Request => Print the entries below in their entirety, exactly as they are written.

(Records excerpted from a collection)
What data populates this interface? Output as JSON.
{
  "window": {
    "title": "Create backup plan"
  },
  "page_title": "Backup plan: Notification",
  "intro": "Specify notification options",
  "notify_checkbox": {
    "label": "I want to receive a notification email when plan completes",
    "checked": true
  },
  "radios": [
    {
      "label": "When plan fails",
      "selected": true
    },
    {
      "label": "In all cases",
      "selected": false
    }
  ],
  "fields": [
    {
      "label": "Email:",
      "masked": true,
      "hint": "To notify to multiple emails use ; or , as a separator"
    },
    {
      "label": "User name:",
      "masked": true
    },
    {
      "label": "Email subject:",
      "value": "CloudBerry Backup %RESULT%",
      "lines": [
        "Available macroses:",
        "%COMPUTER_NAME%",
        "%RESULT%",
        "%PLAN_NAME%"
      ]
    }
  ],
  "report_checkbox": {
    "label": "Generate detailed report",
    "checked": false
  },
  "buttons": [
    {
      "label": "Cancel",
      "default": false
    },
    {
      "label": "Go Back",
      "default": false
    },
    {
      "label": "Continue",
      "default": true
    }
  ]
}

In response =>
What data populates this interface? Output as JSON.
{
  "window": {
    "title": "Create backup plan"
  },
  "page_title": "Backup plan: Notification",
  "intro": "Specify notification options",
  "notify_checkbox": {
    "label": "I want to receive a notification email when plan completes",
    "checked": true
  },
  "radios": [
    {
      "label": "When plan fails",
      "selected": true
    },
    {
      "label": "In all cases",
      "selected": false
    }
  ],
  "fields": [
    {
      "label": "Email:",
      "masked": true,
      "hint": "To notify to multiple emails use ; or , as a separator"
    },
    {
      "label": "User name:",
      "masked": true
    },
    {
      "label": "Email subject:",
      "value": "CloudBerry Backup %RESULT%",
      "lines": [
        "Available macroses:",
        "%COMPUTER_NAME%",
        "%RESULT%",
        "%PLAN_NAME%"
      ]
    }
  ],
  "report_checkbox": {
    "label": "Generate detailed report",
    "checked": false
  },
  "buttons": [
    {
      "label": "Cancel",
      "default": false
    },
    {
      "label": "Go Back",
      "default": false
    },
    {
      "label": "Continue",
      "default": true
    }
  ]
}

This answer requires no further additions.